» **Exercise requirements**
Each line below must be set down exactly; omit any image you find.

» **Material supplied**
+ + +

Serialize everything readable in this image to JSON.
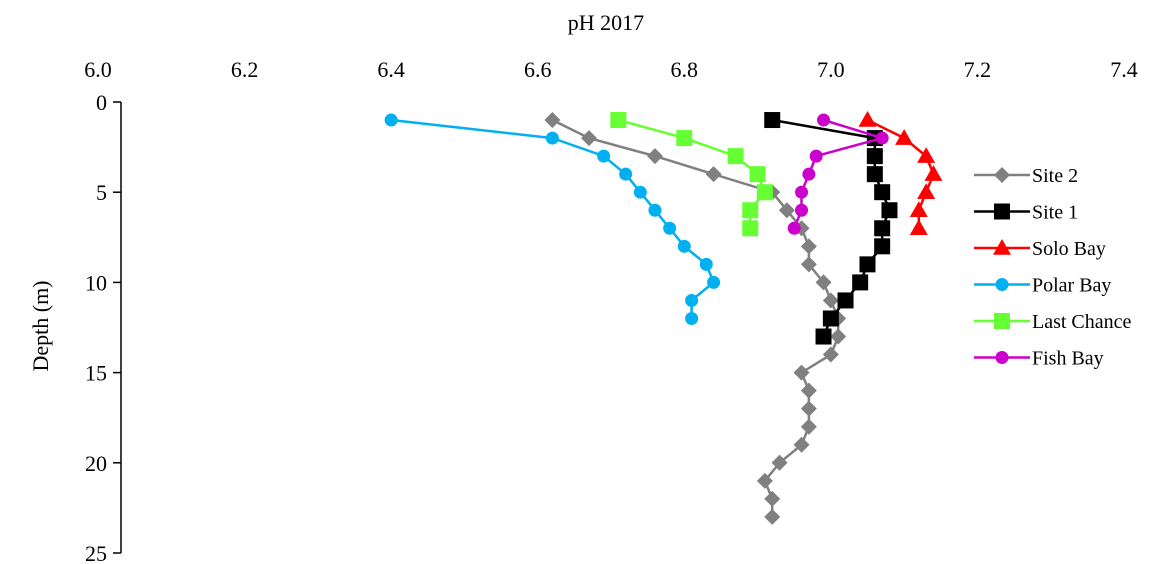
{
  "chart_data": {
    "type": "line",
    "title": "pH 2017",
    "xlabel": "pH 2017",
    "ylabel": "Depth (m)",
    "xlim": [
      6.0,
      7.4
    ],
    "ylim": [
      0,
      25
    ],
    "y_inverted": true,
    "x_axis_position": "top",
    "x_ticks": [
      "6.0",
      "6.2",
      "6.4",
      "6.6",
      "6.8",
      "7.0",
      "7.2",
      "7.4"
    ],
    "y_ticks": [
      "0",
      "5",
      "10",
      "15",
      "20",
      "25"
    ],
    "grid": false,
    "legend_position": "right",
    "series": [
      {
        "name": "Site 2",
        "color": "#808080",
        "marker": "diamond",
        "points": [
          [
            6.62,
            1
          ],
          [
            6.67,
            2
          ],
          [
            6.76,
            3
          ],
          [
            6.84,
            4
          ],
          [
            6.92,
            5
          ],
          [
            6.94,
            6
          ],
          [
            6.96,
            7
          ],
          [
            6.97,
            8
          ],
          [
            6.97,
            9
          ],
          [
            6.99,
            10
          ],
          [
            7.0,
            11
          ],
          [
            7.01,
            12
          ],
          [
            7.01,
            13
          ],
          [
            7.0,
            14
          ],
          [
            6.96,
            15
          ],
          [
            6.97,
            16
          ],
          [
            6.97,
            17
          ],
          [
            6.97,
            18
          ],
          [
            6.96,
            19
          ],
          [
            6.93,
            20
          ],
          [
            6.91,
            21
          ],
          [
            6.92,
            22
          ],
          [
            6.92,
            23
          ]
        ]
      },
      {
        "name": "Site 1",
        "color": "#000000",
        "marker": "square",
        "points": [
          [
            6.92,
            1
          ],
          [
            7.06,
            2
          ],
          [
            7.06,
            3
          ],
          [
            7.06,
            4
          ],
          [
            7.07,
            5
          ],
          [
            7.08,
            6
          ],
          [
            7.07,
            7
          ],
          [
            7.07,
            8
          ],
          [
            7.05,
            9
          ],
          [
            7.04,
            10
          ],
          [
            7.02,
            11
          ],
          [
            7.0,
            12
          ],
          [
            6.99,
            13
          ]
        ]
      },
      {
        "name": "Solo Bay",
        "color": "#ff0000",
        "marker": "triangle",
        "points": [
          [
            7.05,
            1
          ],
          [
            7.1,
            2
          ],
          [
            7.13,
            3
          ],
          [
            7.14,
            4
          ],
          [
            7.13,
            5
          ],
          [
            7.12,
            6
          ],
          [
            7.12,
            7
          ]
        ]
      },
      {
        "name": "Polar Bay",
        "color": "#00b0f0",
        "marker": "circle",
        "points": [
          [
            6.4,
            1
          ],
          [
            6.62,
            2
          ],
          [
            6.69,
            3
          ],
          [
            6.72,
            4
          ],
          [
            6.74,
            5
          ],
          [
            6.76,
            6
          ],
          [
            6.78,
            7
          ],
          [
            6.8,
            8
          ],
          [
            6.83,
            9
          ],
          [
            6.84,
            10
          ],
          [
            6.81,
            11
          ],
          [
            6.81,
            12
          ]
        ]
      },
      {
        "name": "Last Chance",
        "color": "#66ff33",
        "marker": "square",
        "points": [
          [
            6.71,
            1
          ],
          [
            6.8,
            2
          ],
          [
            6.87,
            3
          ],
          [
            6.9,
            4
          ],
          [
            6.91,
            5
          ],
          [
            6.89,
            6
          ],
          [
            6.89,
            7
          ]
        ]
      },
      {
        "name": "Fish Bay",
        "color": "#cc00cc",
        "marker": "circle",
        "points": [
          [
            6.99,
            1
          ],
          [
            7.07,
            2
          ],
          [
            6.98,
            3
          ],
          [
            6.97,
            4
          ],
          [
            6.96,
            5
          ],
          [
            6.96,
            6
          ],
          [
            6.95,
            7
          ]
        ]
      }
    ]
  }
}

+ + +

» **Result**
Serialize everything readable in this image to JSON.
{
  "chart_data": {
    "type": "line",
    "title": "pH 2017",
    "xlabel": "pH 2017",
    "ylabel": "Depth (m)",
    "xlim": [
      6.0,
      7.4
    ],
    "ylim": [
      0,
      25
    ],
    "y_inverted": true,
    "x_axis_position": "top",
    "x_ticks": [
      "6.0",
      "6.2",
      "6.4",
      "6.6",
      "6.8",
      "7.0",
      "7.2",
      "7.4"
    ],
    "y_ticks": [
      "0",
      "5",
      "10",
      "15",
      "20",
      "25"
    ],
    "grid": false,
    "legend_position": "right",
    "series": [
      {
        "name": "Site 2",
        "color": "#808080",
        "marker": "diamond",
        "points": [
          [
            6.62,
            1
          ],
          [
            6.67,
            2
          ],
          [
            6.76,
            3
          ],
          [
            6.84,
            4
          ],
          [
            6.92,
            5
          ],
          [
            6.94,
            6
          ],
          [
            6.96,
            7
          ],
          [
            6.97,
            8
          ],
          [
            6.97,
            9
          ],
          [
            6.99,
            10
          ],
          [
            7.0,
            11
          ],
          [
            7.01,
            12
          ],
          [
            7.01,
            13
          ],
          [
            7.0,
            14
          ],
          [
            6.96,
            15
          ],
          [
            6.97,
            16
          ],
          [
            6.97,
            17
          ],
          [
            6.97,
            18
          ],
          [
            6.96,
            19
          ],
          [
            6.93,
            20
          ],
          [
            6.91,
            21
          ],
          [
            6.92,
            22
          ],
          [
            6.92,
            23
          ]
        ]
      },
      {
        "name": "Site 1",
        "color": "#000000",
        "marker": "square",
        "points": [
          [
            6.92,
            1
          ],
          [
            7.06,
            2
          ],
          [
            7.06,
            3
          ],
          [
            7.06,
            4
          ],
          [
            7.07,
            5
          ],
          [
            7.08,
            6
          ],
          [
            7.07,
            7
          ],
          [
            7.07,
            8
          ],
          [
            7.05,
            9
          ],
          [
            7.04,
            10
          ],
          [
            7.02,
            11
          ],
          [
            7.0,
            12
          ],
          [
            6.99,
            13
          ]
        ]
      },
      {
        "name": "Solo Bay",
        "color": "#ff0000",
        "marker": "triangle",
        "points": [
          [
            7.05,
            1
          ],
          [
            7.1,
            2
          ],
          [
            7.13,
            3
          ],
          [
            7.14,
            4
          ],
          [
            7.13,
            5
          ],
          [
            7.12,
            6
          ],
          [
            7.12,
            7
          ]
        ]
      },
      {
        "name": "Polar Bay",
        "color": "#00b0f0",
        "marker": "circle",
        "points": [
          [
            6.4,
            1
          ],
          [
            6.62,
            2
          ],
          [
            6.69,
            3
          ],
          [
            6.72,
            4
          ],
          [
            6.74,
            5
          ],
          [
            6.76,
            6
          ],
          [
            6.78,
            7
          ],
          [
            6.8,
            8
          ],
          [
            6.83,
            9
          ],
          [
            6.84,
            10
          ],
          [
            6.81,
            11
          ],
          [
            6.81,
            12
          ]
        ]
      },
      {
        "name": "Last Chance",
        "color": "#66ff33",
        "marker": "square",
        "points": [
          [
            6.71,
            1
          ],
          [
            6.8,
            2
          ],
          [
            6.87,
            3
          ],
          [
            6.9,
            4
          ],
          [
            6.91,
            5
          ],
          [
            6.89,
            6
          ],
          [
            6.89,
            7
          ]
        ]
      },
      {
        "name": "Fish Bay",
        "color": "#cc00cc",
        "marker": "circle",
        "points": [
          [
            6.99,
            1
          ],
          [
            7.07,
            2
          ],
          [
            6.98,
            3
          ],
          [
            6.97,
            4
          ],
          [
            6.96,
            5
          ],
          [
            6.96,
            6
          ],
          [
            6.95,
            7
          ]
        ]
      }
    ]
  }
}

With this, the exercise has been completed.